Spot each line that carries the word "JSON"; copy those lines.

Dataset records on visual material
┌────────
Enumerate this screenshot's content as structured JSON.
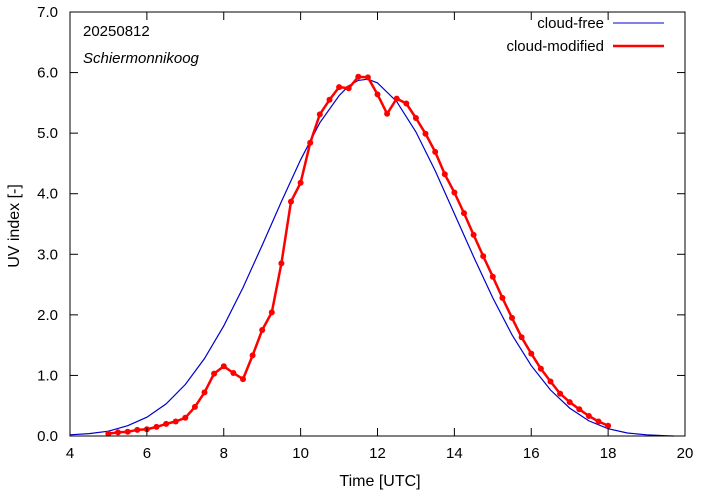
{
  "chart_data": {
    "type": "line",
    "date_label": "20250812",
    "location_label": "Schiermonnikoog",
    "xlabel": "Time  [UTC]",
    "ylabel": "UV index  [-]",
    "xlim": [
      4,
      20
    ],
    "ylim": [
      0,
      7
    ],
    "x_ticks": [
      4,
      6,
      8,
      10,
      12,
      14,
      16,
      18,
      20
    ],
    "x_tick_labels": [
      "4",
      "6",
      "8",
      "10",
      "12",
      "14",
      "16",
      "18",
      "20"
    ],
    "y_ticks": [
      0,
      1,
      2,
      3,
      4,
      5,
      6,
      7
    ],
    "y_tick_labels": [
      "0.0",
      "1.0",
      "2.0",
      "3.0",
      "4.0",
      "5.0",
      "6.0",
      "7.0"
    ],
    "grid": false,
    "legend_position": "top-right",
    "series": [
      {
        "name": "cloud-free",
        "color": "#0000cc",
        "markers": false,
        "x": [
          4.0,
          4.5,
          5.0,
          5.5,
          6.0,
          6.5,
          7.0,
          7.5,
          8.0,
          8.5,
          9.0,
          9.5,
          10.0,
          10.5,
          11.0,
          11.25,
          11.5,
          11.75,
          12.0,
          12.5,
          13.0,
          13.5,
          14.0,
          14.5,
          15.0,
          15.5,
          16.0,
          16.5,
          17.0,
          17.5,
          18.0,
          18.5,
          19.0,
          19.5,
          19.7
        ],
        "y": [
          0.02,
          0.04,
          0.08,
          0.17,
          0.31,
          0.53,
          0.85,
          1.28,
          1.82,
          2.45,
          3.15,
          3.87,
          4.56,
          5.17,
          5.62,
          5.78,
          5.87,
          5.89,
          5.83,
          5.52,
          5.02,
          4.38,
          3.67,
          2.96,
          2.28,
          1.67,
          1.16,
          0.76,
          0.46,
          0.25,
          0.12,
          0.05,
          0.02,
          0.005,
          0.0
        ]
      },
      {
        "name": "cloud-modified",
        "color": "#ff0000",
        "markers": true,
        "x": [
          5.0,
          5.25,
          5.5,
          5.75,
          6.0,
          6.25,
          6.5,
          6.75,
          7.0,
          7.25,
          7.5,
          7.75,
          8.0,
          8.25,
          8.5,
          8.75,
          9.0,
          9.25,
          9.5,
          9.75,
          10.0,
          10.25,
          10.5,
          10.75,
          11.0,
          11.25,
          11.5,
          11.75,
          12.0,
          12.25,
          12.5,
          12.75,
          13.0,
          13.25,
          13.5,
          13.75,
          14.0,
          14.25,
          14.5,
          14.75,
          15.0,
          15.25,
          15.5,
          15.75,
          16.0,
          16.25,
          16.5,
          16.75,
          17.0,
          17.25,
          17.5,
          17.75,
          18.0
        ],
        "y": [
          0.04,
          0.06,
          0.07,
          0.1,
          0.11,
          0.15,
          0.2,
          0.24,
          0.3,
          0.48,
          0.72,
          1.03,
          1.15,
          1.04,
          0.94,
          1.33,
          1.75,
          2.04,
          2.85,
          3.87,
          4.18,
          4.84,
          5.31,
          5.55,
          5.76,
          5.74,
          5.93,
          5.92,
          5.64,
          5.32,
          5.57,
          5.49,
          5.25,
          4.99,
          4.69,
          4.32,
          4.02,
          3.68,
          3.32,
          2.97,
          2.63,
          2.28,
          1.95,
          1.63,
          1.36,
          1.11,
          0.9,
          0.7,
          0.56,
          0.44,
          0.33,
          0.24,
          0.17
        ]
      }
    ]
  }
}
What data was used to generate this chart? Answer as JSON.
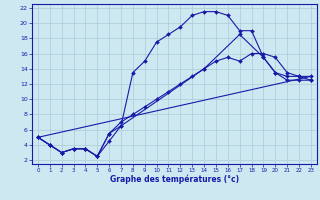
{
  "xlabel": "Graphe des températures (°c)",
  "bg_color": "#cde8f0",
  "grid_color": "#a8ccd8",
  "line_color": "#1a1aaa",
  "xlim": [
    -0.5,
    23.5
  ],
  "ylim": [
    1.5,
    22.5
  ],
  "xticks": [
    0,
    1,
    2,
    3,
    4,
    5,
    6,
    7,
    8,
    9,
    10,
    11,
    12,
    13,
    14,
    15,
    16,
    17,
    18,
    19,
    20,
    21,
    22,
    23
  ],
  "yticks": [
    2,
    4,
    6,
    8,
    10,
    12,
    14,
    16,
    18,
    20,
    22
  ],
  "curve1_x": [
    0,
    1,
    2,
    3,
    4,
    5,
    6,
    7,
    8,
    9,
    10,
    11,
    12,
    13,
    14,
    15,
    16,
    17,
    18,
    19,
    20,
    21,
    22,
    23
  ],
  "curve1_y": [
    5,
    4,
    3,
    3.5,
    3.5,
    2.5,
    4.5,
    6.5,
    13.5,
    15,
    17.5,
    18.5,
    19.5,
    21,
    21.5,
    21.5,
    21,
    19,
    19,
    15.5,
    13.5,
    12.5,
    12.5,
    12.5
  ],
  "curve2_x": [
    0,
    1,
    2,
    3,
    4,
    5,
    6,
    7,
    8,
    9,
    10,
    11,
    12,
    13,
    14,
    15,
    16,
    17,
    18,
    19,
    20,
    21,
    22,
    23
  ],
  "curve2_y": [
    5,
    4,
    3,
    3.5,
    3.5,
    2.5,
    5.5,
    7,
    8,
    9,
    10,
    11,
    12,
    13,
    14,
    15,
    15.5,
    15,
    16,
    16,
    15.5,
    13.5,
    13,
    12.5
  ],
  "curve3_x": [
    0,
    1,
    2,
    3,
    4,
    5,
    6,
    7,
    14,
    17,
    19,
    20,
    21,
    22,
    23
  ],
  "curve3_y": [
    5,
    4,
    3,
    3.5,
    3.5,
    2.5,
    5.5,
    6.5,
    14,
    18.5,
    15.5,
    13.5,
    13,
    13,
    13
  ],
  "curve4_x": [
    0,
    23
  ],
  "curve4_y": [
    5,
    13
  ]
}
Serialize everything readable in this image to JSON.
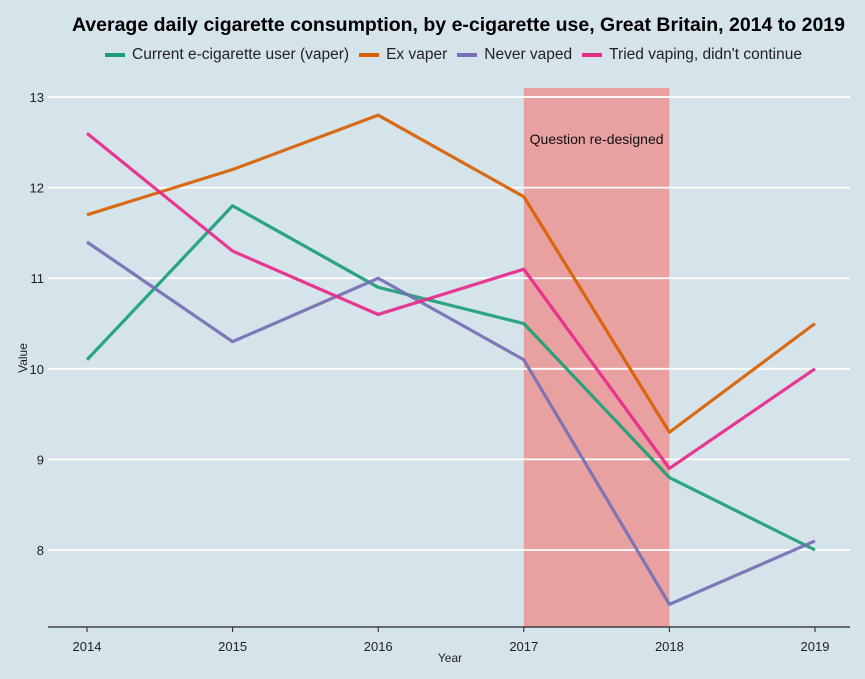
{
  "chart_data": {
    "type": "line",
    "title": "Average daily cigarette consumption, by e-cigarette use, Great Britain, 2014 to 2019",
    "xlabel": "Year",
    "ylabel": "Value",
    "categories": [
      "2014",
      "2015",
      "2016",
      "2017",
      "2018",
      "2019"
    ],
    "ylim": [
      7.15,
      13.1
    ],
    "yticks": [
      8,
      9,
      10,
      11,
      12,
      13
    ],
    "grid": true,
    "legend_position": "top",
    "series": [
      {
        "name": "Current e-cigarette user (vaper)",
        "color": "#1b9e77",
        "values": [
          10.1,
          11.8,
          10.9,
          10.5,
          8.8,
          8.0
        ]
      },
      {
        "name": "Ex vaper",
        "color": "#d95f02",
        "values": [
          11.7,
          12.2,
          12.8,
          11.9,
          9.3,
          10.5
        ]
      },
      {
        "name": "Never vaped",
        "color": "#7570b3",
        "values": [
          11.4,
          10.3,
          11.0,
          10.1,
          7.4,
          8.1
        ]
      },
      {
        "name": "Tried vaping, didn't continue",
        "color": "#e7298a",
        "values": [
          12.6,
          11.3,
          10.6,
          11.1,
          8.9,
          10.0
        ]
      }
    ],
    "annotation": {
      "text": "Question re-designed",
      "x_start": "2017",
      "x_end": "2018",
      "color": "#e8a0a0"
    }
  }
}
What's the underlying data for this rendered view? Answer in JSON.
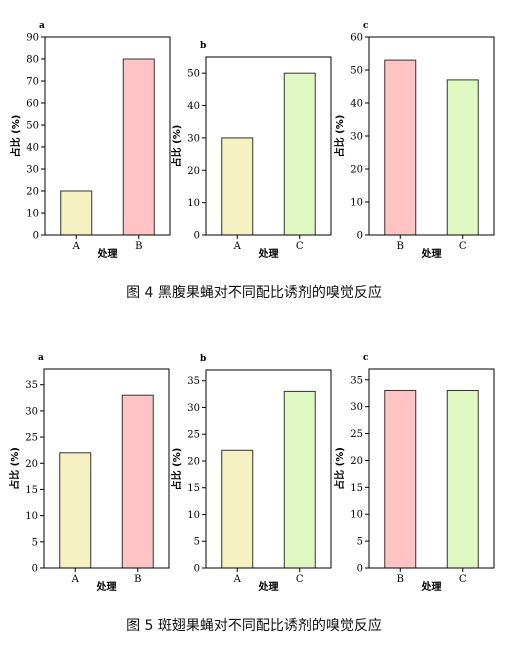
{
  "figures": [
    {
      "caption": "图 4 黑腹果蝇对不同配比诱剂的嗅觉反应",
      "chart_data": [
        {
          "type": "bar",
          "panel_label": "a",
          "categories": [
            "A",
            "B"
          ],
          "values": [
            20,
            80
          ],
          "bar_colors": [
            "#f5f1c0",
            "#ffc3c3"
          ],
          "ylabel": "占比 (%)",
          "xlabel": "处理",
          "ylim": [
            0,
            90
          ],
          "yticks": [
            0,
            10,
            20,
            30,
            40,
            50,
            60,
            70,
            80,
            90
          ],
          "grid": false
        },
        {
          "type": "bar",
          "panel_label": "b",
          "categories": [
            "A",
            "C"
          ],
          "values": [
            30,
            50
          ],
          "bar_colors": [
            "#f5f1c0",
            "#dff7c0"
          ],
          "ylabel": "占比 (%)",
          "xlabel": "处理",
          "ylim": [
            0,
            55
          ],
          "yticks": [
            0,
            10,
            20,
            30,
            40,
            50
          ],
          "grid": false
        },
        {
          "type": "bar",
          "panel_label": "c",
          "categories": [
            "B",
            "C"
          ],
          "values": [
            53,
            47
          ],
          "bar_colors": [
            "#ffc3c3",
            "#dff7c0"
          ],
          "ylabel": "占比 (%)",
          "xlabel": "处理",
          "ylim": [
            0,
            60
          ],
          "yticks": [
            0,
            10,
            20,
            30,
            40,
            50,
            60
          ],
          "grid": false
        }
      ]
    },
    {
      "caption": "图 5 斑翅果蝇对不同配比诱剂的嗅觉反应",
      "chart_data": [
        {
          "type": "bar",
          "panel_label": "a",
          "categories": [
            "A",
            "B"
          ],
          "values": [
            22,
            33
          ],
          "bar_colors": [
            "#f5f1c0",
            "#ffc3c3"
          ],
          "ylabel": "占比 (%)",
          "xlabel": "处理",
          "ylim": [
            0,
            38
          ],
          "yticks": [
            0,
            5,
            10,
            15,
            20,
            25,
            30,
            35
          ],
          "grid": false
        },
        {
          "type": "bar",
          "panel_label": "b",
          "categories": [
            "A",
            "C"
          ],
          "values": [
            22,
            33
          ],
          "bar_colors": [
            "#f5f1c0",
            "#dff7c0"
          ],
          "ylabel": "占比 (%)",
          "xlabel": "处理",
          "ylim": [
            0,
            37
          ],
          "yticks": [
            0,
            5,
            10,
            15,
            20,
            25,
            30,
            35
          ],
          "grid": false
        },
        {
          "type": "bar",
          "panel_label": "c",
          "categories": [
            "B",
            "C"
          ],
          "values": [
            33,
            33
          ],
          "bar_colors": [
            "#ffc3c3",
            "#dff7c0"
          ],
          "ylabel": "占比 (%)",
          "xlabel": "处理",
          "ylim": [
            0,
            37
          ],
          "yticks": [
            0,
            5,
            10,
            15,
            20,
            25,
            30,
            35
          ],
          "grid": false
        }
      ]
    }
  ]
}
└────────
WRITTEN ANSWER
Enumerate this screenshot's content as structured JSON.
What data was used to generate this chart? Answer as JSON.
Serialize everything readable in this image to JSON.
What's the underlying data for this rendered view? Answer in JSON.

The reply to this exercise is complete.